_Texto fornecido_
=====
Luta pela terra incomoda o capital e o Estado

Idioma Portugués
País Brasil

"A luta pela terra, luta por um direito humano fundamental ao acesso à terra, travada pelos Sem Terra é uma luta que interpela o Estado, a classe dominante e o pensamento pedagógico, inclusive, além de outros incômodos que desencadeia", escreve Frei Gilvander Moreira.

A luta pela terra, luta por um direito humano fundamental ao acesso à terra, travada pelos Sem Terra é uma luta que interpela o Estado, a classe dominante e o pensamento pedagógico, inclusive, além de outros incômodos que desencadeia. Nesse sentido, Miguel Arroyo, no livro Outros SujeitosOutras Pedagogias, analisa: “A tomada de consciência dessas populações mantidas por séculos sem direito a ter direitos ao teto, à terra, à saúde, à escola, à igualdade e à cidadania plena se fazem presentes em ações e movimentos, em presenças incômodas que interrogam o Estado, suas políticas agrária, urbana, educacional. Interrogam a docência, o pensamento pedagógico, as práticas de Educação popular e escolar” (ARROYO, 2012, p. 9).

A luta pela terra, travada pela Comissão Pastoral da Terra (CPT), pelo Movimento dos/as Trabalhadores/as Rurais Sem Terra (MST) e por dezenas de outros movimentos camponeses, incomoda e desestabiliza quem se deleita na ordem estabelecida do capital. Sendo novos e questionadores sujeitos, os Sem Terra incomodam, como analisa Miguel Arroyo, ao se referir aos Sem Terra como Outros: “Outros na agenda política e até pedagógica se tornam extremamente incômodos ao pensamento pedagógico porque o obrigam a se entender inseparável das formas políticas, culturais e de sua produção/conformação como subalternos. Ao reagir a esse ser pensados e feitos subalternos desconstroem as autoidentidades do pensamento pedagógico” (ARROYO, 2012, p. 11).
=====
_Material fornecido_
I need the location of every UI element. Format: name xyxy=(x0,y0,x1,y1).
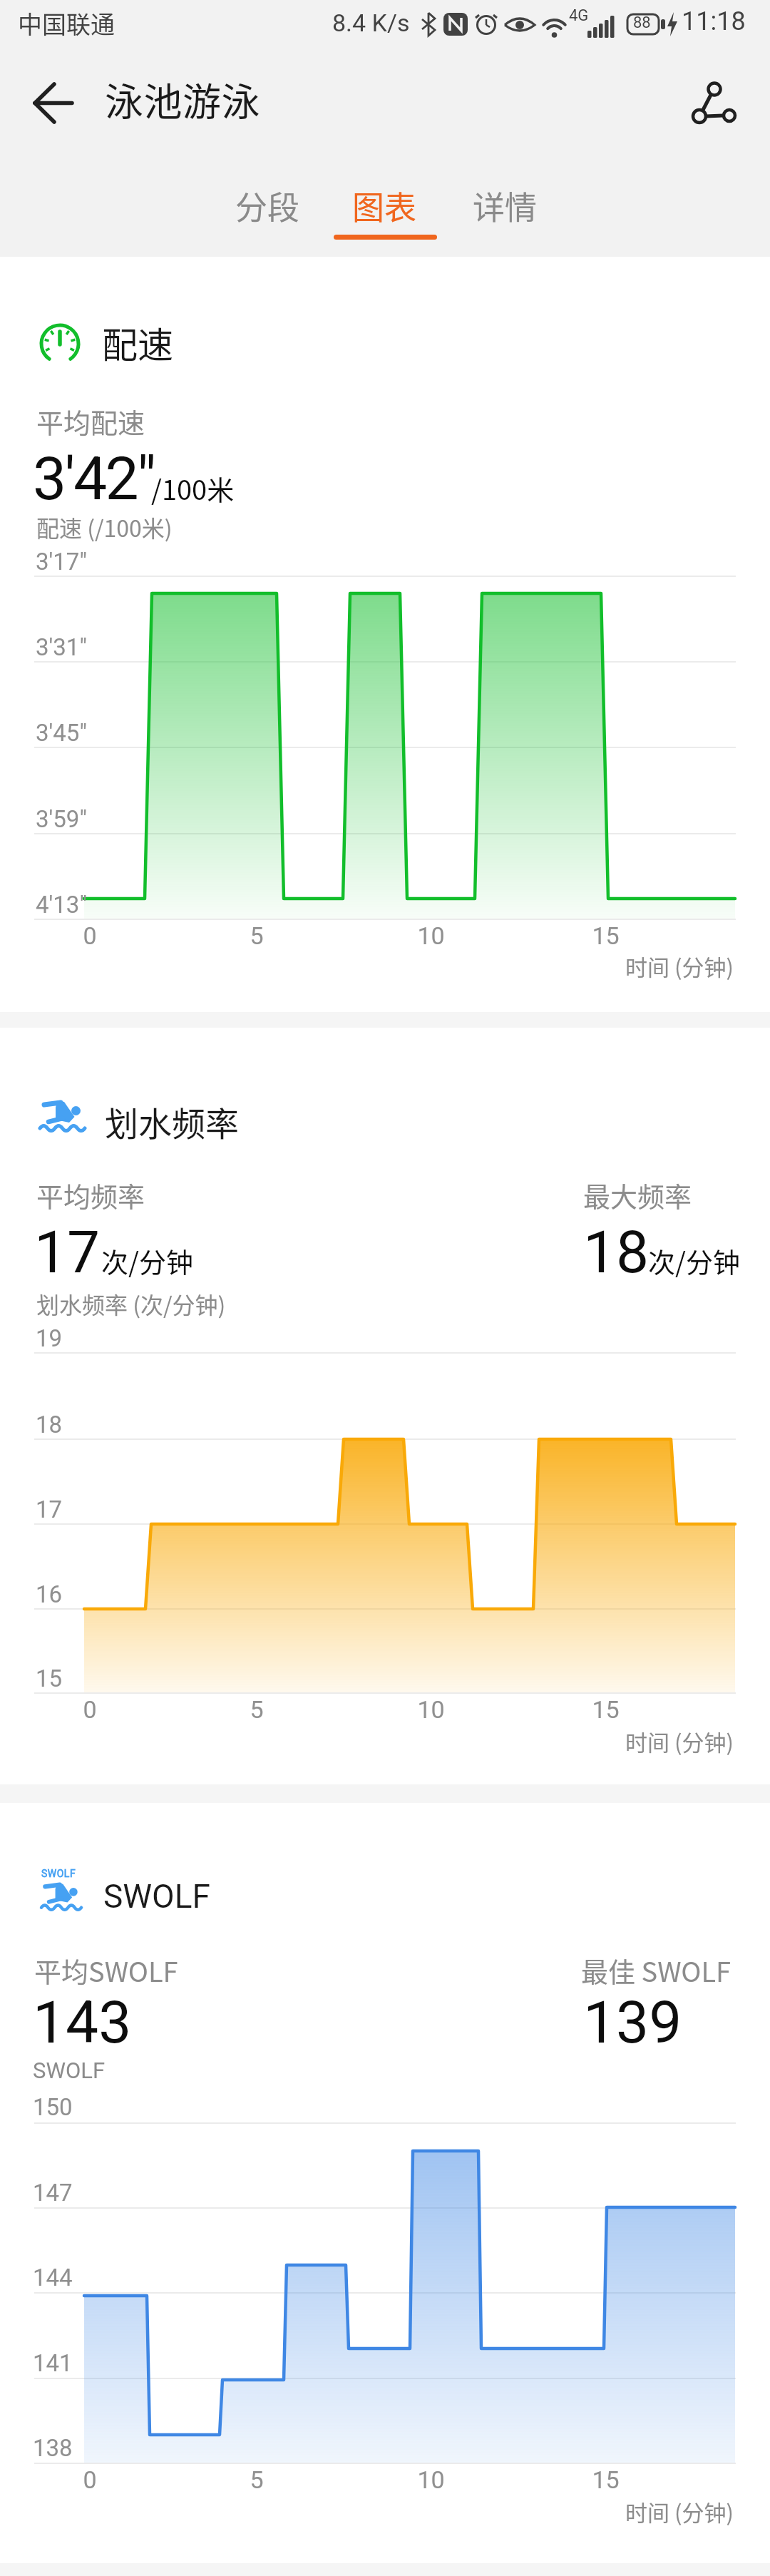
=====
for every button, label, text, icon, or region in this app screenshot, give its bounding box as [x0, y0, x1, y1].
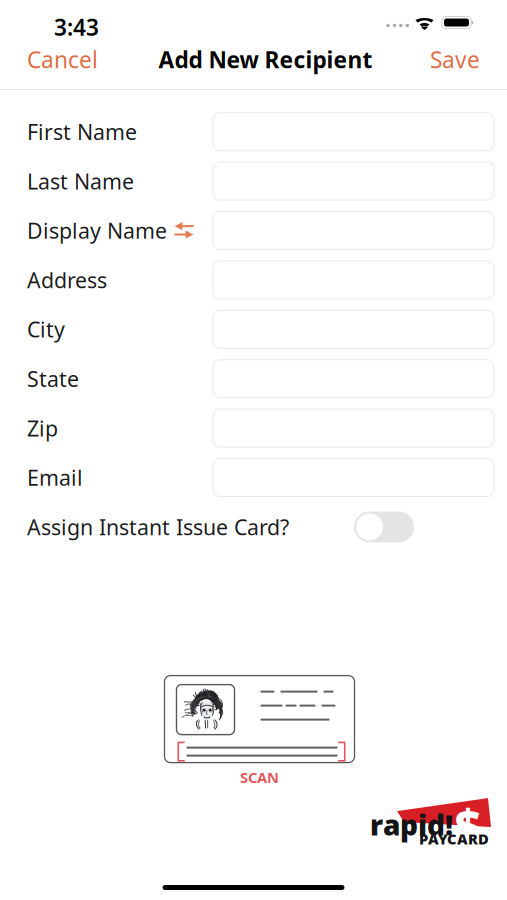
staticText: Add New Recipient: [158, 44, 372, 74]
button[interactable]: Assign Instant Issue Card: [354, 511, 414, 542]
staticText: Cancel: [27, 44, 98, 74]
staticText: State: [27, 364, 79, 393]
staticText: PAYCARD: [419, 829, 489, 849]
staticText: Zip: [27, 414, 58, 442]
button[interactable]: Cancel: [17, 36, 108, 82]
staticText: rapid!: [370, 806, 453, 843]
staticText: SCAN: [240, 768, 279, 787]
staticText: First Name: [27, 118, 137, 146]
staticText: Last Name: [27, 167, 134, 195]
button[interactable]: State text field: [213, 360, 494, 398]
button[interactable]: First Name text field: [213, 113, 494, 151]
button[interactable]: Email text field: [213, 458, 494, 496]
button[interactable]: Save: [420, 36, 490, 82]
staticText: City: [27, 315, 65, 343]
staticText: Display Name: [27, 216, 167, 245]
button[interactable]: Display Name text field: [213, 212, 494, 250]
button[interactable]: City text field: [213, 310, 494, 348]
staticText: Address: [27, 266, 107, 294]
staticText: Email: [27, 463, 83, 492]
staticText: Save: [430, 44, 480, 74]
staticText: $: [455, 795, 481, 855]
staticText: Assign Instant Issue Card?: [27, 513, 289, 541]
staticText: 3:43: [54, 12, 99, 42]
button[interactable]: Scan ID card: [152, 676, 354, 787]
=====
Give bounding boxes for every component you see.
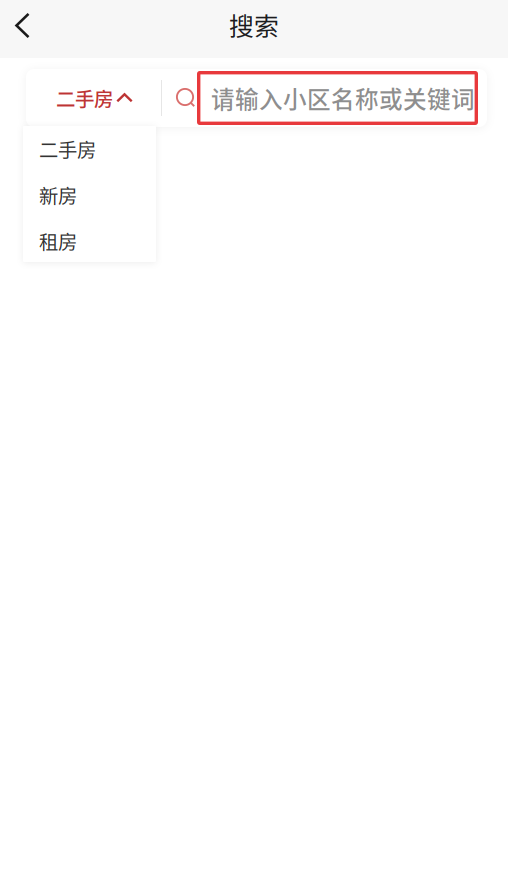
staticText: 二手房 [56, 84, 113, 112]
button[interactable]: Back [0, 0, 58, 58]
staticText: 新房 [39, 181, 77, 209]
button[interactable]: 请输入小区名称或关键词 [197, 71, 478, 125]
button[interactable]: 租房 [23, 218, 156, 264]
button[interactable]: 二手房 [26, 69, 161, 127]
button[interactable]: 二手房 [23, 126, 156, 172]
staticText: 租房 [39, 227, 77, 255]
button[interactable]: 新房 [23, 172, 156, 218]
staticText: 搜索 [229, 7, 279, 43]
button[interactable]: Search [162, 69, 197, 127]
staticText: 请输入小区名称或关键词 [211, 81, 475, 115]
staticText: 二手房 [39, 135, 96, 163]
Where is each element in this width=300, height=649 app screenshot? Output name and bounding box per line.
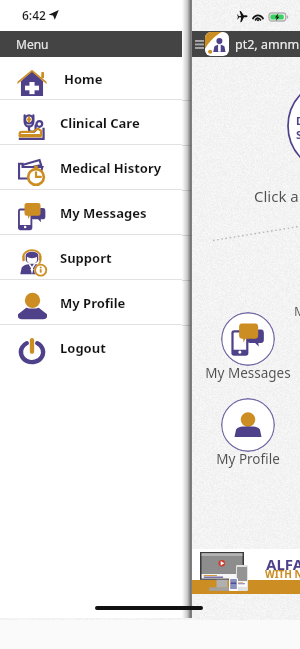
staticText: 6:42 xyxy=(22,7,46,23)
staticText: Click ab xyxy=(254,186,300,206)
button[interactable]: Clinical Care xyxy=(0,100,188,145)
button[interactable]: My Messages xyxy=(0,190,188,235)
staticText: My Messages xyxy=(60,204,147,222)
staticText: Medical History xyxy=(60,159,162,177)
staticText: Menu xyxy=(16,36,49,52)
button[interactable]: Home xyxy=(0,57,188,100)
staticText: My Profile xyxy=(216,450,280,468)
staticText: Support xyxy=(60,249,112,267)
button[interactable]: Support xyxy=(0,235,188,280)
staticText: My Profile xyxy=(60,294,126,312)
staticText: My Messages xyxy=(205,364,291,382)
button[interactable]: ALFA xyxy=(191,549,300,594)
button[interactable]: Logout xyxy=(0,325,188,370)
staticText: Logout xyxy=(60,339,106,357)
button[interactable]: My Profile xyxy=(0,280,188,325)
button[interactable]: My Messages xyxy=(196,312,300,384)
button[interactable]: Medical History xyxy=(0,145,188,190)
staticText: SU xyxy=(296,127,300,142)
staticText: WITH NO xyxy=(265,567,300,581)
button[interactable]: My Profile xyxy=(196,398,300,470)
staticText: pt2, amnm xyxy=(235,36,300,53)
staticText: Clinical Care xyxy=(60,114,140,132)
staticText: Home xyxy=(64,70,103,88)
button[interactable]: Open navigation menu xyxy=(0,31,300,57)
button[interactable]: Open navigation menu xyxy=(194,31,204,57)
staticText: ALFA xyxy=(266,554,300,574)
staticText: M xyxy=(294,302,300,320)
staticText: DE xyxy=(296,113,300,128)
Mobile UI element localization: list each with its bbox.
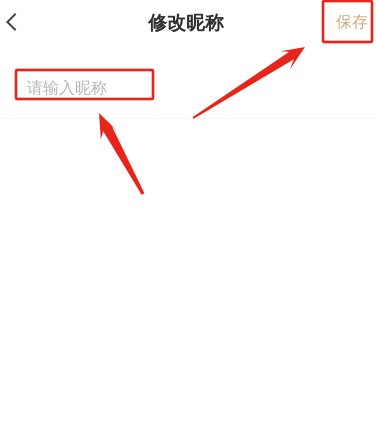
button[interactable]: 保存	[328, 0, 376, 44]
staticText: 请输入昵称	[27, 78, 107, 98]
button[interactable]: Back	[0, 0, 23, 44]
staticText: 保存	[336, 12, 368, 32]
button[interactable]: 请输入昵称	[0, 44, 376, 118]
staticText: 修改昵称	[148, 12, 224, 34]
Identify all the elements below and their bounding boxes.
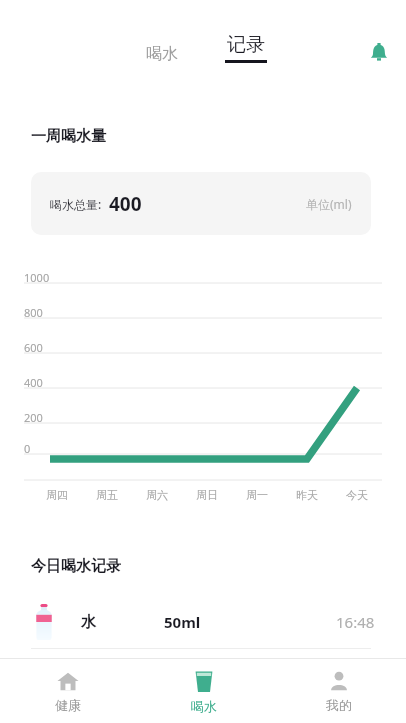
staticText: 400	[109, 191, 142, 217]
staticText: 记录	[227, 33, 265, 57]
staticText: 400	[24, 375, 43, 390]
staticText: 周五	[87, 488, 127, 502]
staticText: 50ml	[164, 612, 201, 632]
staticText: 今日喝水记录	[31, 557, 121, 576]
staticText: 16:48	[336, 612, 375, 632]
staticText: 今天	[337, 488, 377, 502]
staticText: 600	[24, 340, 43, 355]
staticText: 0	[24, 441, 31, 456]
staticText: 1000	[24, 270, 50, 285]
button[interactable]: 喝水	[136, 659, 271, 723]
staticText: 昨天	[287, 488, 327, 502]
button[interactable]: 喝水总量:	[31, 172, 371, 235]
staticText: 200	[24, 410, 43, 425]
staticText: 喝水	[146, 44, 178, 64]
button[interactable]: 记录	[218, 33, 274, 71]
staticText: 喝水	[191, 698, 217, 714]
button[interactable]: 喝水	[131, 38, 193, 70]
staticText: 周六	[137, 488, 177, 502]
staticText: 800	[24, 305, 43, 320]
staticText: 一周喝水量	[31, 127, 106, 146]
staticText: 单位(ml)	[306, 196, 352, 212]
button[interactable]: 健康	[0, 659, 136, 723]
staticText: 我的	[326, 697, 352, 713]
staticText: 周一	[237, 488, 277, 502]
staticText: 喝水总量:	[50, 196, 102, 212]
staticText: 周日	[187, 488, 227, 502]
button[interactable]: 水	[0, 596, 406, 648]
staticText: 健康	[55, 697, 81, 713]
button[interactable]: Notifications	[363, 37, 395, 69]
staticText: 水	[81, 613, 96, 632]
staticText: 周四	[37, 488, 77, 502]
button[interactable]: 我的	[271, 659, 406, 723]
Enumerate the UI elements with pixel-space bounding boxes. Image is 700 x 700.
=====
_Tarefa proposta 1_
Extraia do texto sobre a luta pela terra o trecho que começa em "Idioma Portugués" e segue até "escreve Frei Gilvander Moreira.".
_Tarefa proposta 2_
No texto sobre a luta pela terra, quem é incomodado e desestabilizado pela luta travada pela CPT, pelo MST e por outros movimentos camponeses?

_Resposta completa 1_
Idioma Portugués
País Brasil

"A luta pela terra, luta por um direito humano fundamental ao acesso à terra, travada pelos Sem Terra é uma luta que interpela o Estado, a classe dominante e o pensamento pedagógico, inclusive, além de outros incômodos que desencadeia", escreve Frei Gilvander Moreira.

_Resposta completa 2_
Quem se deleita na ordem estabelecida do capital.